* _REQUEST_
Extract each line of the data and write it out again exactly.

* _INFORMATION GIVEN_
╭──

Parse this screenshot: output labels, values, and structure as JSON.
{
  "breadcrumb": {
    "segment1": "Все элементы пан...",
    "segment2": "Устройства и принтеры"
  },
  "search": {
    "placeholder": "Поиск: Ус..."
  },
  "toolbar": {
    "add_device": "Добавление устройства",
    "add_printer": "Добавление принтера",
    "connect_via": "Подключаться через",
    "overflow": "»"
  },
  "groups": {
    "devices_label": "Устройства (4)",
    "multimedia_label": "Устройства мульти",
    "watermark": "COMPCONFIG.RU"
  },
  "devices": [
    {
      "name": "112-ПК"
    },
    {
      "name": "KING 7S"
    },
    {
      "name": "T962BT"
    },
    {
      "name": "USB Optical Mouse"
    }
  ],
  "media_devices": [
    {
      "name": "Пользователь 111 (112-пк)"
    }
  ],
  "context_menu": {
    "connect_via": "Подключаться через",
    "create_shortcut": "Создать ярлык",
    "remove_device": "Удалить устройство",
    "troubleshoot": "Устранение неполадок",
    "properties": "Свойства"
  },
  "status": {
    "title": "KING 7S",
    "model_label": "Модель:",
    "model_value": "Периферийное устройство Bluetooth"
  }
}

╰──

* _THE SOLUTION_
Parse this screenshot: output labels, values, and structure as JSON.
{
  "breadcrumb": {
    "segment1": "Все элементы пан...",
    "segment2": "Устройства и принтеры"
  },
  "search": {
    "placeholder": "Поиск: Ус..."
  },
  "toolbar": {
    "add_device": "Добавление устройства",
    "add_printer": "Добавление принтера",
    "connect_via": "Подключаться через",
    "overflow": "»"
  },
  "groups": {
    "devices_label": "Устройства (4)",
    "multimedia_label": "Устройства мульти",
    "watermark": "COMPCONFIG.RU"
  },
  "devices": [
    {
      "name": "112-ПК"
    },
    {
      "name": "KING 7S"
    },
    {
      "name": "T962BT"
    },
    {
      "name": "USB Optical Mouse"
    }
  ],
  "media_devices": [
    {
      "name": "Пользователь 111 (112-пк)"
    }
  ],
  "context_menu": {
    "connect_via": "Подключаться через",
    "create_shortcut": "Создать ярлык",
    "remove_device": "Удалить устройство",
    "troubleshoot": "Устранение неполадок",
    "properties": "Свойства"
  },
  "status": {
    "title": "KING 7S",
    "model_label": "Модель:",
    "model_value": "Периферийное устройство Bluetooth"
  }
}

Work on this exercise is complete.